(Instructions to follow) Check each line of the material below for "text". Report how many have it, with no other words.
[BEGIN Records for the task]
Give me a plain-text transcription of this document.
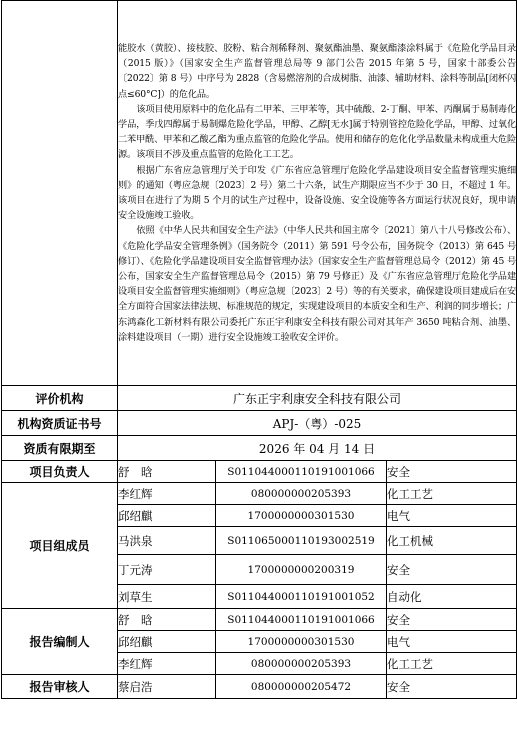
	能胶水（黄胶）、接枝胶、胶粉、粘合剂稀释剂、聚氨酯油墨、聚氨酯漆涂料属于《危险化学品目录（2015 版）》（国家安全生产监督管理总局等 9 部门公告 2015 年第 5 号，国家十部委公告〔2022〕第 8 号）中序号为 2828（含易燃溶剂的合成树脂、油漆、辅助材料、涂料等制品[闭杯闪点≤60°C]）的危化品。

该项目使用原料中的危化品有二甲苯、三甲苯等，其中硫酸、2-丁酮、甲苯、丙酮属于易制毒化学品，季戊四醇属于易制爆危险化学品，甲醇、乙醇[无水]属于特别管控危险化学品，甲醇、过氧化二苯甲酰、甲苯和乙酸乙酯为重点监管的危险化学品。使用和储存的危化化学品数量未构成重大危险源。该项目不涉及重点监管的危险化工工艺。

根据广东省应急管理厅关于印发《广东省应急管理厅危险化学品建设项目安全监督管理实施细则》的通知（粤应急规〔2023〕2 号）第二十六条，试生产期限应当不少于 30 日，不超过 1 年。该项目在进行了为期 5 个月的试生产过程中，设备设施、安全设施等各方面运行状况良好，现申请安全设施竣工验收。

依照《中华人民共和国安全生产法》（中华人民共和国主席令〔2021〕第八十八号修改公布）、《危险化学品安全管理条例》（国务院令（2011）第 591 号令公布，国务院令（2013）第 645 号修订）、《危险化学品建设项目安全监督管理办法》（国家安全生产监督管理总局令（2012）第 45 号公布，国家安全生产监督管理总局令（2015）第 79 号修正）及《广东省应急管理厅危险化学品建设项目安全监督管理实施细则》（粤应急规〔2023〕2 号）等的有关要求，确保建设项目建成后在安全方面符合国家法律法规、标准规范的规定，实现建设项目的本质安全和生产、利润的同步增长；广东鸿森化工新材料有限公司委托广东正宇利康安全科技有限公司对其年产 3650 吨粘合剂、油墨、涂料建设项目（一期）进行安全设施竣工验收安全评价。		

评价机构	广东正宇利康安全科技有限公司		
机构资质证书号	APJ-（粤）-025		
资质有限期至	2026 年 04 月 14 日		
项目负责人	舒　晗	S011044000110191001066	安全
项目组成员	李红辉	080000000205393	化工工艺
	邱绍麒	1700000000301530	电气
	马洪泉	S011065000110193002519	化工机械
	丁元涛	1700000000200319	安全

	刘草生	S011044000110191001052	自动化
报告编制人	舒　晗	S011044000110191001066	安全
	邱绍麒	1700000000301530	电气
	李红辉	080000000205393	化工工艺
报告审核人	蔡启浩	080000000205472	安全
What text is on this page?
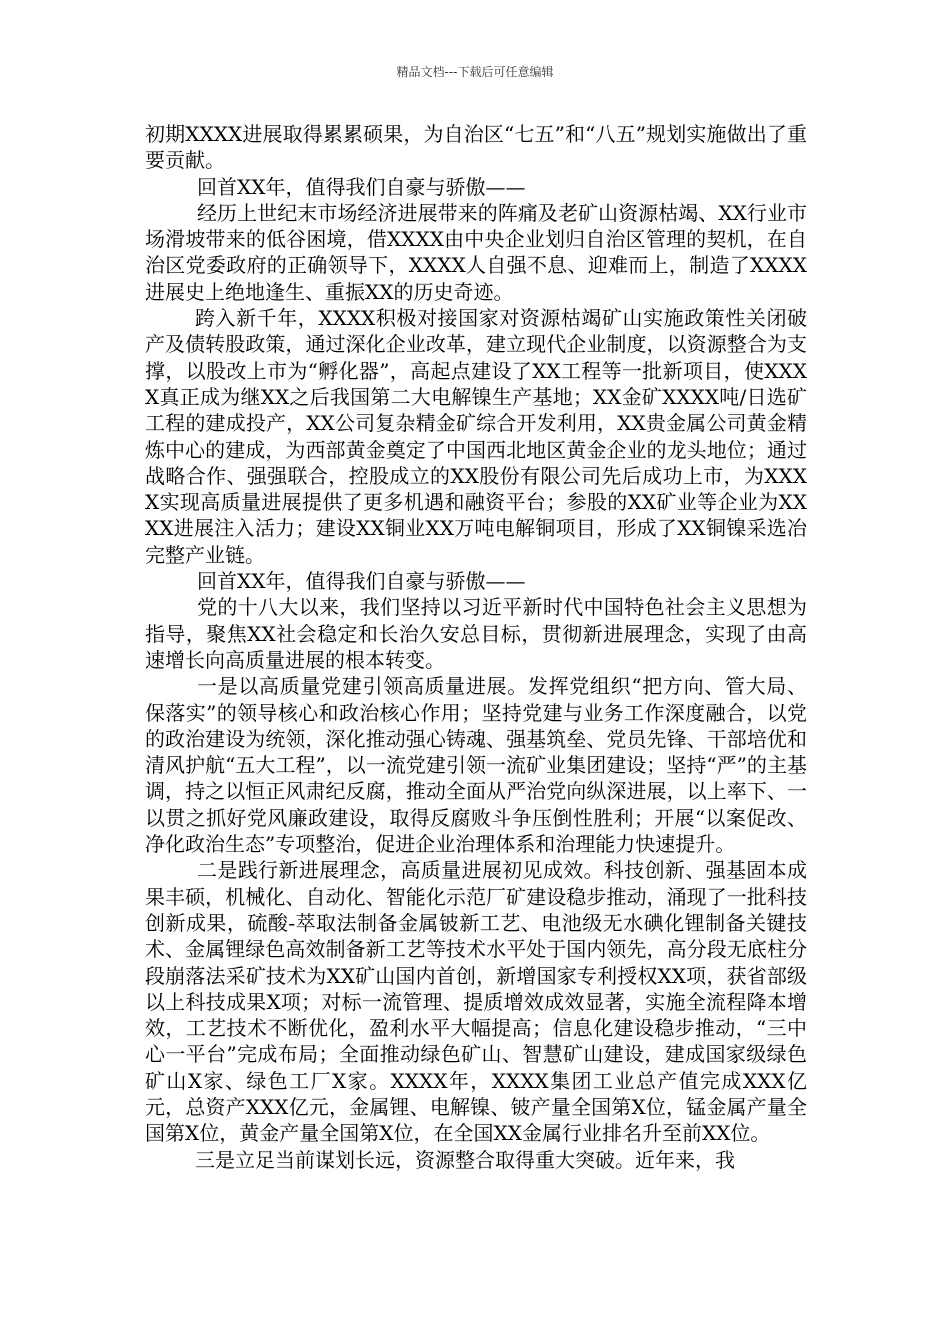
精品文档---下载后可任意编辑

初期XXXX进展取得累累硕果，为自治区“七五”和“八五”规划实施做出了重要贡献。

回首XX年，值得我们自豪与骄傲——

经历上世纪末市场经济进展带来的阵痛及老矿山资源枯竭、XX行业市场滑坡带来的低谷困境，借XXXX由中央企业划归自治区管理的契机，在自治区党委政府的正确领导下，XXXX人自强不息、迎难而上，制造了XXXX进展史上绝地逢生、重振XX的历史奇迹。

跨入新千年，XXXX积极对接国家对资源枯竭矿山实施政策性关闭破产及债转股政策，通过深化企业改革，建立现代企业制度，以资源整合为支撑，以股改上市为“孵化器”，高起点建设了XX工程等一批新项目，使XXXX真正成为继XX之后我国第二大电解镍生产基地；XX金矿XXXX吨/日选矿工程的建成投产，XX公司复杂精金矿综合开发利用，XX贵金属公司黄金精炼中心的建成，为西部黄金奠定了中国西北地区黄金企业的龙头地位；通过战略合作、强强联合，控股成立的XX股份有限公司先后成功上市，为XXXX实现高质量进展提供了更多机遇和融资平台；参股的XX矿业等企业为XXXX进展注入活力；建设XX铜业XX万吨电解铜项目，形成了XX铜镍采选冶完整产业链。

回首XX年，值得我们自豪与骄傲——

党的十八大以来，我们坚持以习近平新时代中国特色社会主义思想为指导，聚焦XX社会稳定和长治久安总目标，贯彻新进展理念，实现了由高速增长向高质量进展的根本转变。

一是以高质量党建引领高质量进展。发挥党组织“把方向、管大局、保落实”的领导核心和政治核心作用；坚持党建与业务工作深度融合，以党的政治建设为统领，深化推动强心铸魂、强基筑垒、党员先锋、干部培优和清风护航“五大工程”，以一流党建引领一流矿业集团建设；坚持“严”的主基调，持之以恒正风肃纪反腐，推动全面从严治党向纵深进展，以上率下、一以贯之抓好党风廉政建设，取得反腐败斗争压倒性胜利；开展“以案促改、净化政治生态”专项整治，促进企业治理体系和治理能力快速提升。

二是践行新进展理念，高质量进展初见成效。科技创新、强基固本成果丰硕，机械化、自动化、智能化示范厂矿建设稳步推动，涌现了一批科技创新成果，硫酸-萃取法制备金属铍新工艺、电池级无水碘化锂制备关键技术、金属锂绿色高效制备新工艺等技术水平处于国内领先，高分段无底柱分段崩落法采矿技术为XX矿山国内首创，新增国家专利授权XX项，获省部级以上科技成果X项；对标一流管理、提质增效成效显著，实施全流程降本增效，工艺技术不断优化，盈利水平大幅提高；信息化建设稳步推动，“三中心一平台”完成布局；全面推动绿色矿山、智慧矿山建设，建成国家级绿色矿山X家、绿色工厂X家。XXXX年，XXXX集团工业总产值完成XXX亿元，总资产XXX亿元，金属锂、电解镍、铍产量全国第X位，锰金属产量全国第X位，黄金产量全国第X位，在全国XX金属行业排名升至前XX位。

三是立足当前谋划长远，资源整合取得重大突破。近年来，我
[END Records for the task]
(Response for this exercise) 2